* [Passage]
↓

[Catalyst] Store something in the stash at startup

Tomas Doran bobtfish at bobtfish.net
Wed Aug 18 10:04:02 GMT 2010


On 18 Aug 2010, at 04:07, Charlie Garrison wrote:
>> I.e. if you are saying [% c.model('Foo').thing %] or [% c.foo.thing  
>> %] then this is less flexible (as you can't override foo for part  
>> of your site) than $c->stash(foo => $c->model('Foo')) in your perl  
>> code, then [% foo.thing %] in your template.
>
> I'm not sure I understand why it's less flexible. I use attributes  
> on the context object to store objects that are needed *everywhere*  
> in the app. I was following the logic of $c->user which stores the  
> current $user. The objects stored in the context attributes are  
> still models, and as such can be flexible.

Yes, this is a clear example where I'd recommend stashing the user  
also, rather than calling on $c->user (or [% c.user %]

The controller is there to be a mediation layer between the model and  
the view, such that the view doesn't have too much (well, hopefully  
any) data codified into it about 'how' (e.g. how to get a user  
object), it just knows 'what' (e.g. what methods on the user object it  
is passed to call to get the username).. This allows you to swap out  
the user object in some way, or reuse the template in a context not  
initially imagined.. If the data access is hard coded into the  
template, this is much less easy.

↑

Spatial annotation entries
↓

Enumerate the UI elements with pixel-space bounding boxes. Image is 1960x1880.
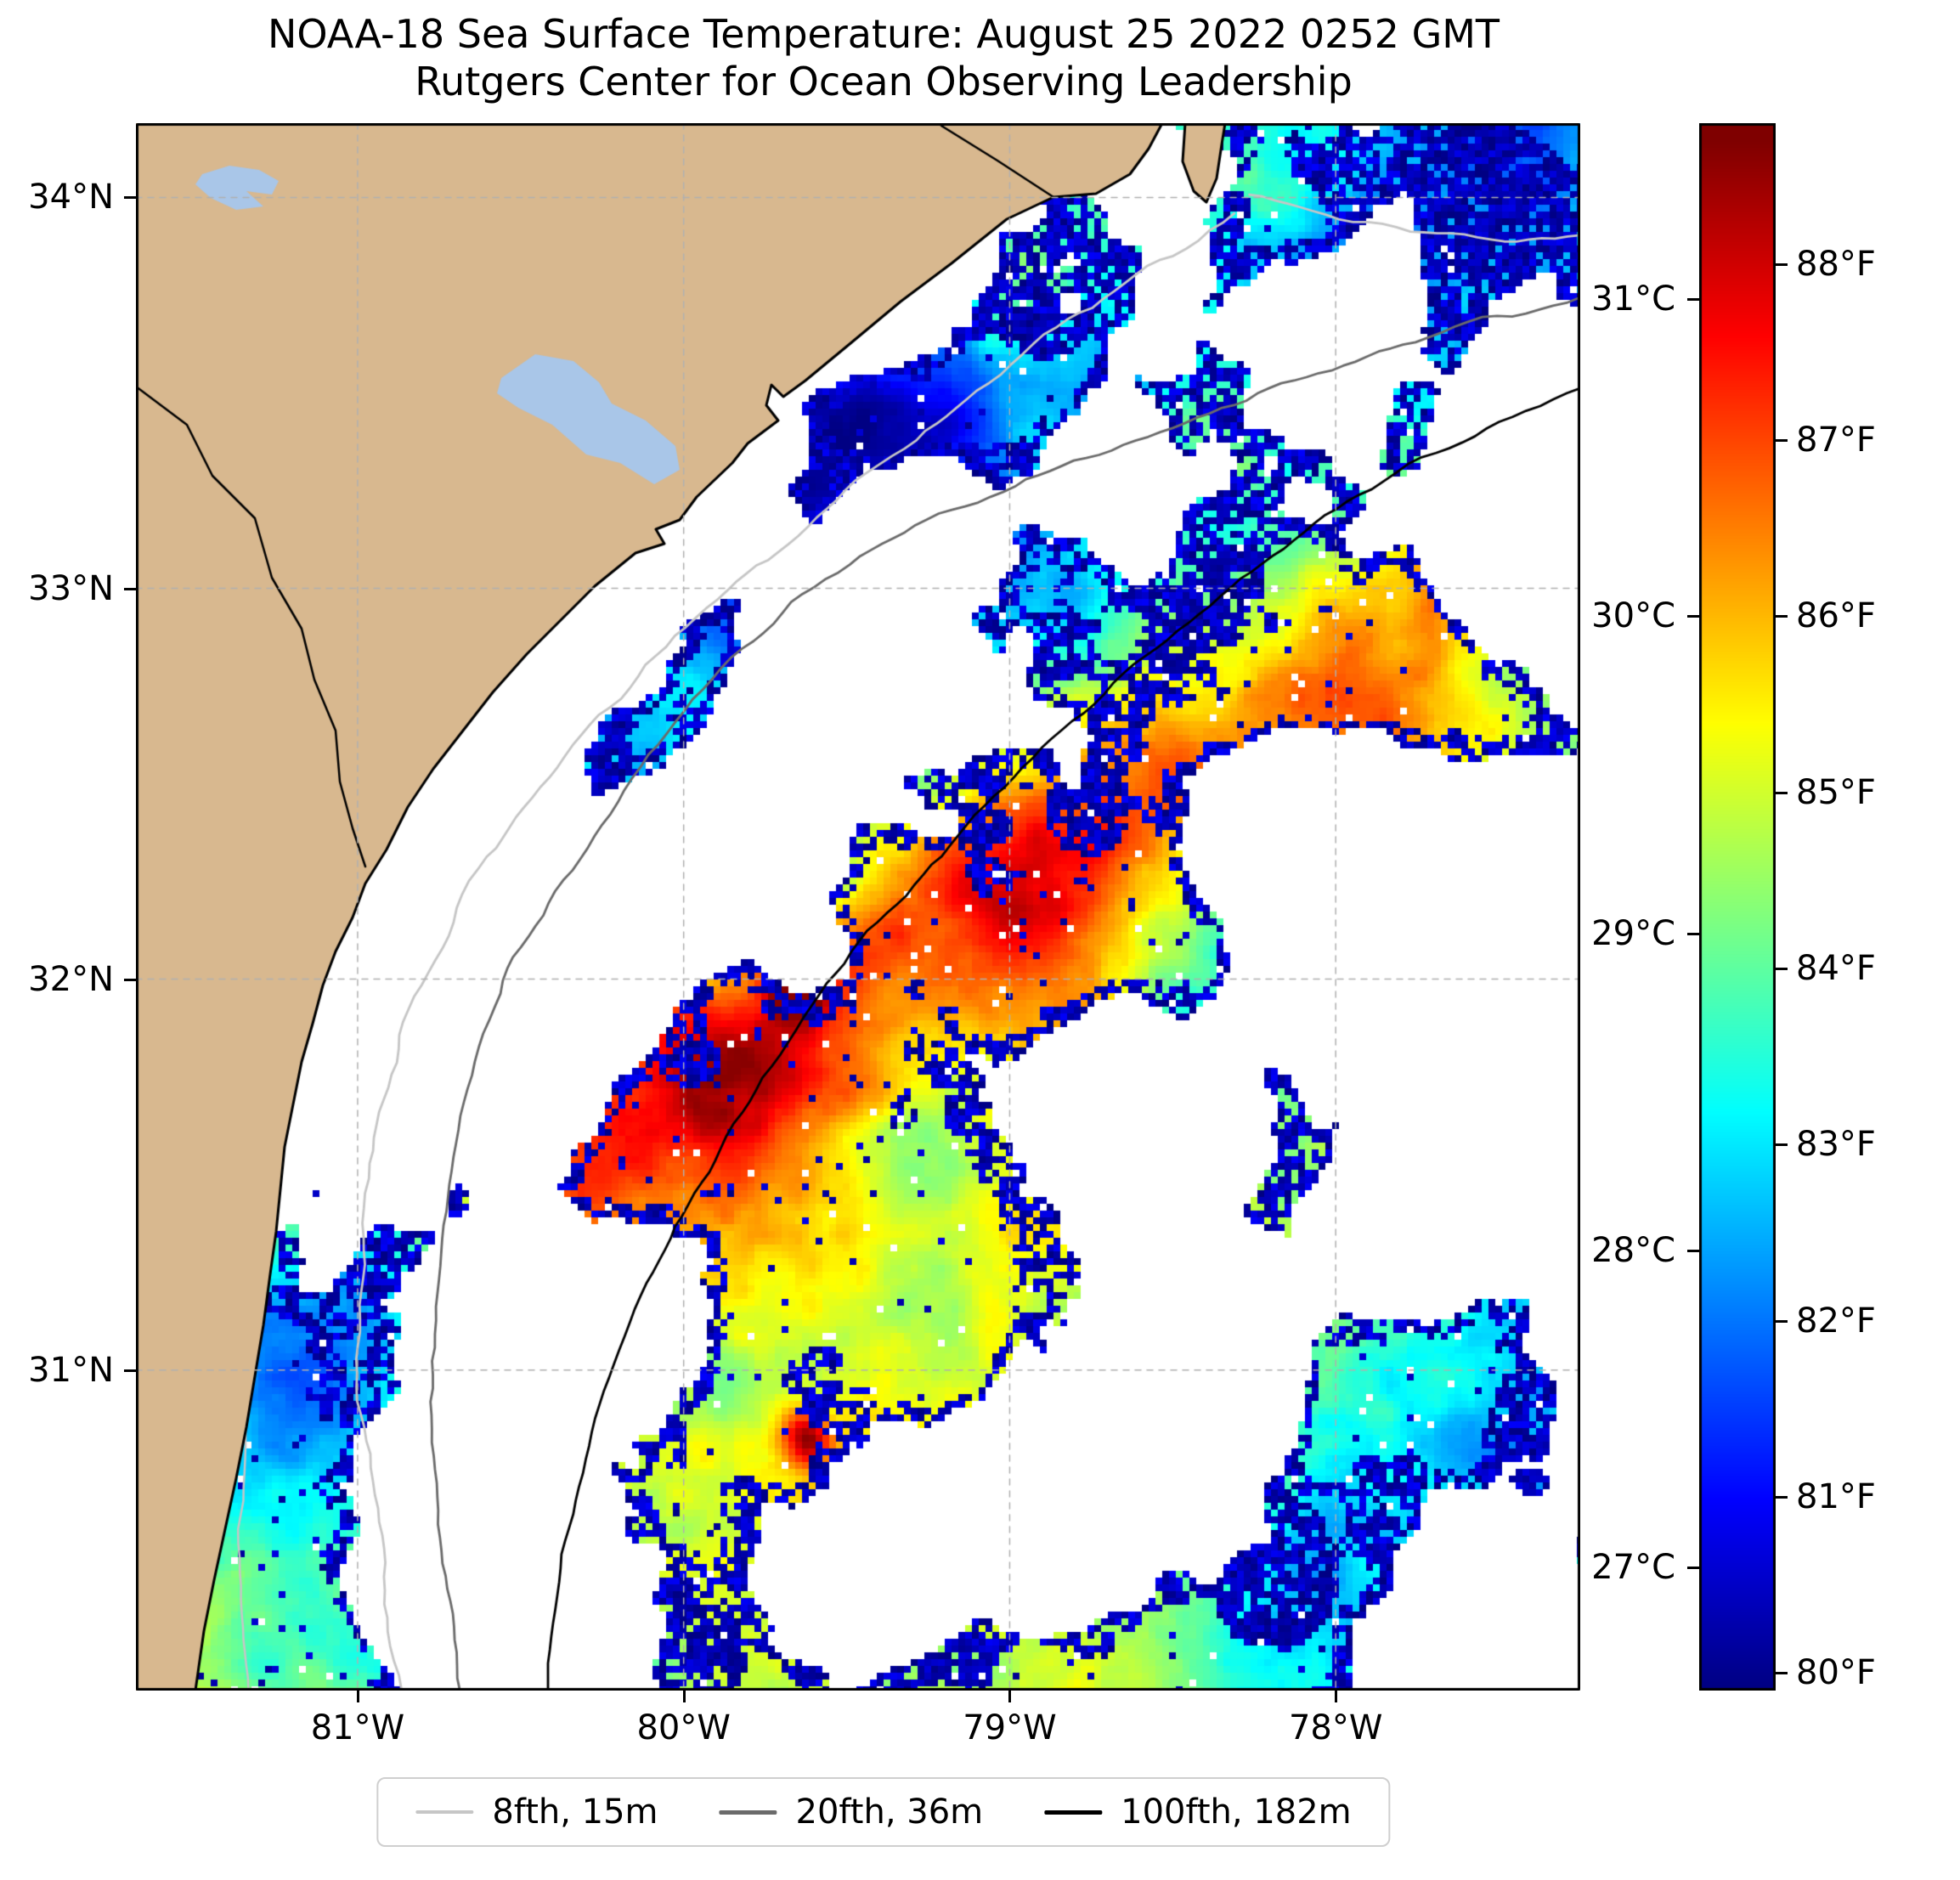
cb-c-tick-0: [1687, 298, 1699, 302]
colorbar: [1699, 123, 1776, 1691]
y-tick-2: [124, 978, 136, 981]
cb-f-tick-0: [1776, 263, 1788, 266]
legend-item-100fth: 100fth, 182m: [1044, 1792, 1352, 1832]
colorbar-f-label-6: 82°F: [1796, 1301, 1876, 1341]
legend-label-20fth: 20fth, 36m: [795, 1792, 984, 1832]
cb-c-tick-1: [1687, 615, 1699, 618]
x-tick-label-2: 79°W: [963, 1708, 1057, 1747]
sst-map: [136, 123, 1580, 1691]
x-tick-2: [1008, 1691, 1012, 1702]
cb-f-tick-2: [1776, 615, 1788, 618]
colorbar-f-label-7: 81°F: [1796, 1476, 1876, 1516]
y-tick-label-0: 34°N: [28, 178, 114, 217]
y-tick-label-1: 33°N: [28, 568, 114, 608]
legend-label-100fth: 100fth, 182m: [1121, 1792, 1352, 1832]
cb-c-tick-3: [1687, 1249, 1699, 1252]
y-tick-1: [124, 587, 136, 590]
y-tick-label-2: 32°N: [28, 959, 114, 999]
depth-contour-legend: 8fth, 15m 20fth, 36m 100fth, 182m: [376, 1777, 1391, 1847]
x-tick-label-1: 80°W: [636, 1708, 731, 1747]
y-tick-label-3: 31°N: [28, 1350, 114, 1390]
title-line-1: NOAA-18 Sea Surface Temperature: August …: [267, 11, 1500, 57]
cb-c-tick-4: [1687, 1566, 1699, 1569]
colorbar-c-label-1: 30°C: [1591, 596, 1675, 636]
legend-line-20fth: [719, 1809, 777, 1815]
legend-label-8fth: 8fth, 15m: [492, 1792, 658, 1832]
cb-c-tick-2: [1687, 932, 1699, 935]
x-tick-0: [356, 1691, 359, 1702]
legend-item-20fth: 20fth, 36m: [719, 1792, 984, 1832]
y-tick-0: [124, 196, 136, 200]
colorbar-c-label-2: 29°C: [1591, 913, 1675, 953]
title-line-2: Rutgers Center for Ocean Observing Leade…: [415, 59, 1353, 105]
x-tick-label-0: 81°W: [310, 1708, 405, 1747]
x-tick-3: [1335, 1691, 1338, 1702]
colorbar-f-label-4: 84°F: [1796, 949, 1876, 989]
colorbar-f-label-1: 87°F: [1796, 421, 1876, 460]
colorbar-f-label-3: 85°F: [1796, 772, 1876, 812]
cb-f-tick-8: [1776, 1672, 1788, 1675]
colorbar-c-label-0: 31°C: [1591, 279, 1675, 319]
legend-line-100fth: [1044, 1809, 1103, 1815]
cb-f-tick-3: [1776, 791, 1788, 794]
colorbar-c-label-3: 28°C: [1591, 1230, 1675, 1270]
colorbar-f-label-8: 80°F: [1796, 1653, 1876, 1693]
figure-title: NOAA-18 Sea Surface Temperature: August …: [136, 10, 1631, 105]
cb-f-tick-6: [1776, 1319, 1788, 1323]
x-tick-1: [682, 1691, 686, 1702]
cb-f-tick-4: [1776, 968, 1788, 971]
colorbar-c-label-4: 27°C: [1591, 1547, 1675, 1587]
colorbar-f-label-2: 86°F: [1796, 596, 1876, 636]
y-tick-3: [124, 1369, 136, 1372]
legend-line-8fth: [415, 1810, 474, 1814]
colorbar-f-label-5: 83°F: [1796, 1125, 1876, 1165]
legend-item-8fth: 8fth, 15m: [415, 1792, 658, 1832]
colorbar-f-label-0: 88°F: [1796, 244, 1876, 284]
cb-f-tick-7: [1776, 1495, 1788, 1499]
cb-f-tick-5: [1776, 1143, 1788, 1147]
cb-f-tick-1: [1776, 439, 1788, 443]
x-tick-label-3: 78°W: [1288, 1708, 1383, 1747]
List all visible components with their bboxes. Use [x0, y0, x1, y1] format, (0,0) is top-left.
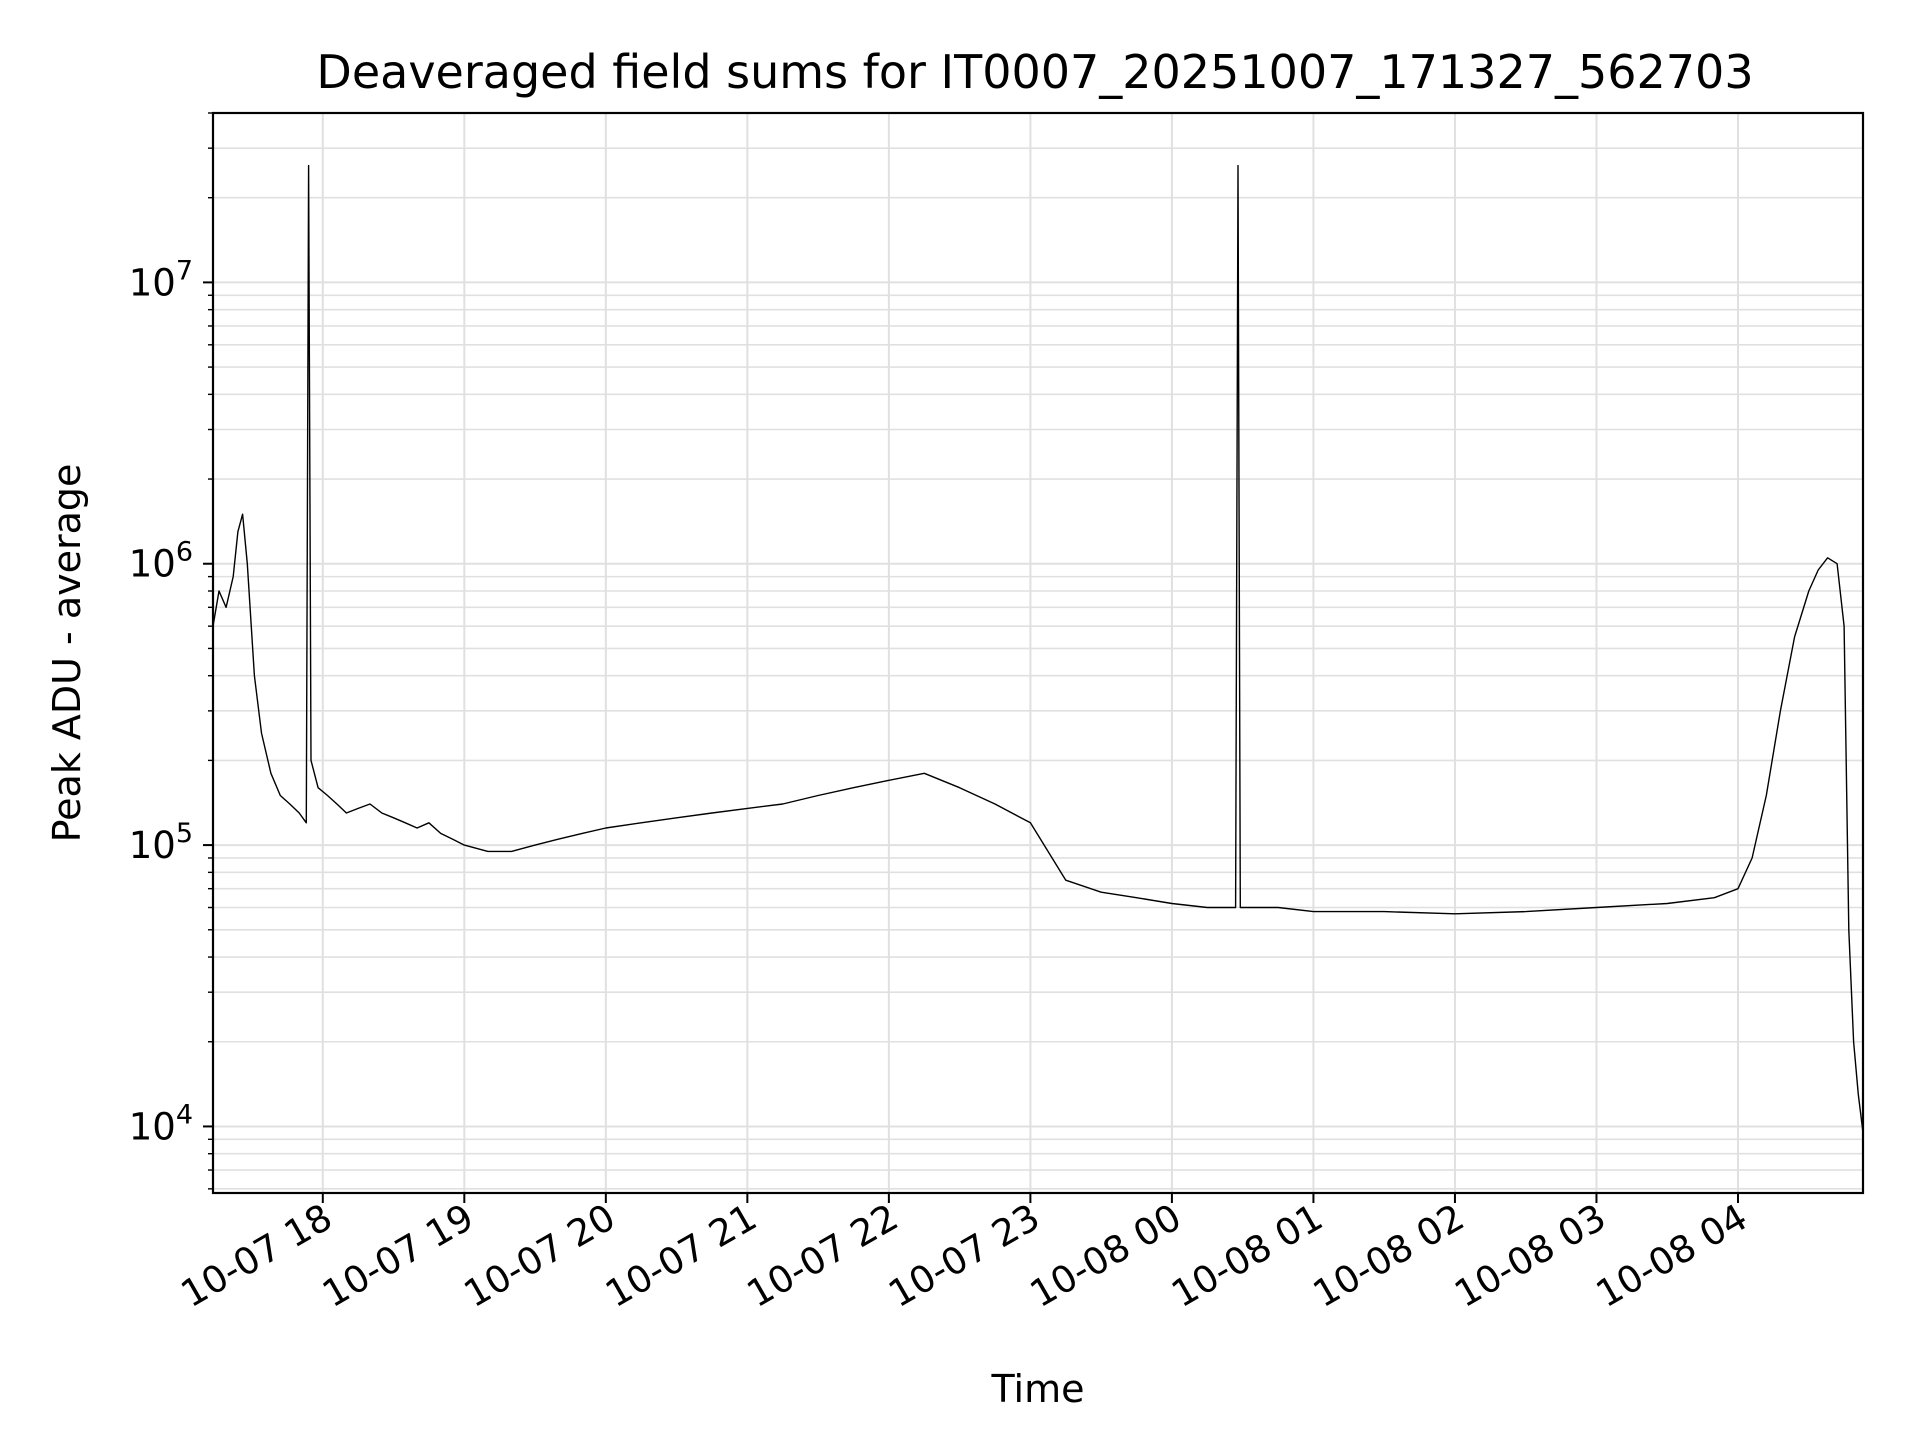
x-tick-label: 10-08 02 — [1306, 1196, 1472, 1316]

↑

* [Objective 1]
Answer these questions on the Catalyst mailing-list message:
(a) On what date and at what time was the message sent?
(b) Whose logic did Charlie Garrison say he was following?
(c) What does the writer say the controller is there to be?
* [Objective 2] Reproduce the Catalyst mailing-list message from "On 18 Aug 2010, at" to "can be flexible.", swapping "models" for "components".
* [Objective 3] Extend the Catalyst mailing-list message with a few more sentences in the same voice, starting after its last one.

* [Exercise response 1]
(a) Wed Aug 18 10:04:02 GMT 2010
(b) The logic of $c->user, which stores the current $user
(c) A mediation layer between the model and the view

* [Exercise response 2]
On 18 Aug 2010, at 04:07, Charlie Garrison wrote:
>> I.e. if you are saying [% c.model('Foo').thing %] or [% c.foo.thing  
>> %] then this is less flexible (as you can't override foo for part  
>> of your site) than $c->stash(foo => $c->model('Foo')) in your perl  
>> code, then [% foo.thing %] in your template.
>
> I'm not sure I understand why it's less flexible. I use attributes  
> on the context object to store objects that are needed *everywhere*  
> in the app. I was following the logic of $c->user which stores the  
> current $user. The objects stored in the context attributes are  
> still components, and as such can be flexible.

* [Exercise response 3]
For a more practical example, with [% c.user %] you will _always_,  
_always_ be showing the currently logged in user. If the template is  
referring to [% user %] then you can change the apparent user by  
putting something different in the stash.

This could be pretty helpful, imagine an administrator to your site,  
and giving them the facility to see something 'as the user would'. To  
achieve this in your scheme, you're going to have to either (a) add  
logic to your template, or (b) play silly buggers with $c->user,  
whereas if the template doesn't know or care where the user comes  
from, it _just works_, without any need to think about it - if the  
user (and other details) are all stashed, then the admin part of your  
app can just fiddle with the stash, then do a $c->go to the page a  
normal user would see..

Does this make sense how this would work? I'm not saying you want this  
facility _right now_, just that when you come to want it, it's nice if  
your template is already flexible - which is why I'd try to have the  
controller pass all the data your template is going to operate on into  
the template, rather than have the template reaching into the model..


> It didn't make sense to me (& in one case had race-condition, don't  
> recall specifics)

Errr?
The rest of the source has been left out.